- [What the exercise asks]: In the following material, identify every line holding the string "характеристикой" and return it.

- [Listing]:
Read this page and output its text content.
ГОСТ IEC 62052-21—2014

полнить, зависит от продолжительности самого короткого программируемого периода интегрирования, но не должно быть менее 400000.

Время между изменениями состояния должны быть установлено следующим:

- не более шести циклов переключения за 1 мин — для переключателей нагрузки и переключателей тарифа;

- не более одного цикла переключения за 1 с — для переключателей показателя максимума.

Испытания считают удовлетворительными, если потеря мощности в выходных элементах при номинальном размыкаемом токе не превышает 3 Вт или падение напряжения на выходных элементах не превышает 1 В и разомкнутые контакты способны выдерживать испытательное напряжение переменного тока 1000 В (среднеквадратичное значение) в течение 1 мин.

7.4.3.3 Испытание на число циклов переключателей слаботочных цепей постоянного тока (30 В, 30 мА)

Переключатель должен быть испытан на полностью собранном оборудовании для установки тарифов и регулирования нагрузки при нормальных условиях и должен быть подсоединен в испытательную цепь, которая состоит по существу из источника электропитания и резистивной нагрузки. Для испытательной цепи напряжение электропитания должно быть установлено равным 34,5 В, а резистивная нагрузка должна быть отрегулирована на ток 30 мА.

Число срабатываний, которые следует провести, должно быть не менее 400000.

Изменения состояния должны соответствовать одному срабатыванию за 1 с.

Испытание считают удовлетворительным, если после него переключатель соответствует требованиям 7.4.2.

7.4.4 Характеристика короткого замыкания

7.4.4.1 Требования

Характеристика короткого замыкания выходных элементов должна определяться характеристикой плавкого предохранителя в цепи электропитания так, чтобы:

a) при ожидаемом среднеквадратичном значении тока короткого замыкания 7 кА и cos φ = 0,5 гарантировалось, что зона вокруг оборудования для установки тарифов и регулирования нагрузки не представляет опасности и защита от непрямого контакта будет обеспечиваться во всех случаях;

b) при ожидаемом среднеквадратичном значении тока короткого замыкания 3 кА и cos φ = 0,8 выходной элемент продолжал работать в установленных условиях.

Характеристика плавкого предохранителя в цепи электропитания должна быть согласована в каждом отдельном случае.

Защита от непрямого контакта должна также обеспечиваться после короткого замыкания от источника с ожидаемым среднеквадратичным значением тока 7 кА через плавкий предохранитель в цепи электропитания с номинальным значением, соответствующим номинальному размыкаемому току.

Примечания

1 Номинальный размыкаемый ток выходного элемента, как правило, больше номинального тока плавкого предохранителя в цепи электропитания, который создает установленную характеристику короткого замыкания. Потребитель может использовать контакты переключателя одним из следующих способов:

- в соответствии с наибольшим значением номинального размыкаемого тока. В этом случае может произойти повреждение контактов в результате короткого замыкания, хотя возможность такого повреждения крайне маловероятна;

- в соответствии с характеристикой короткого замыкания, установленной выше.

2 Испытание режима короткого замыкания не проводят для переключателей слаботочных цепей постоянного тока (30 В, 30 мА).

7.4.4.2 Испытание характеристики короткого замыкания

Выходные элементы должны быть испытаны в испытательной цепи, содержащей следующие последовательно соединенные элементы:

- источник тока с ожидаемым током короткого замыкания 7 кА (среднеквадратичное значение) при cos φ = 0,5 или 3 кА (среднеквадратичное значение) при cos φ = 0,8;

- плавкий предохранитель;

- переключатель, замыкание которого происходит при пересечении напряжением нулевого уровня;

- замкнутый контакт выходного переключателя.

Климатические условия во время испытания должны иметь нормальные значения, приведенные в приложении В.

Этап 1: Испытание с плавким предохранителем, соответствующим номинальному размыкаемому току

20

- [Result for this exercise]:
Характеристика короткого замыкания выходных элементов должна определяться характеристикой плавкого предохранителя в цепи электропитания так, чтобы:
- в соответствии с характеристикой короткого замыкания, установленной выше.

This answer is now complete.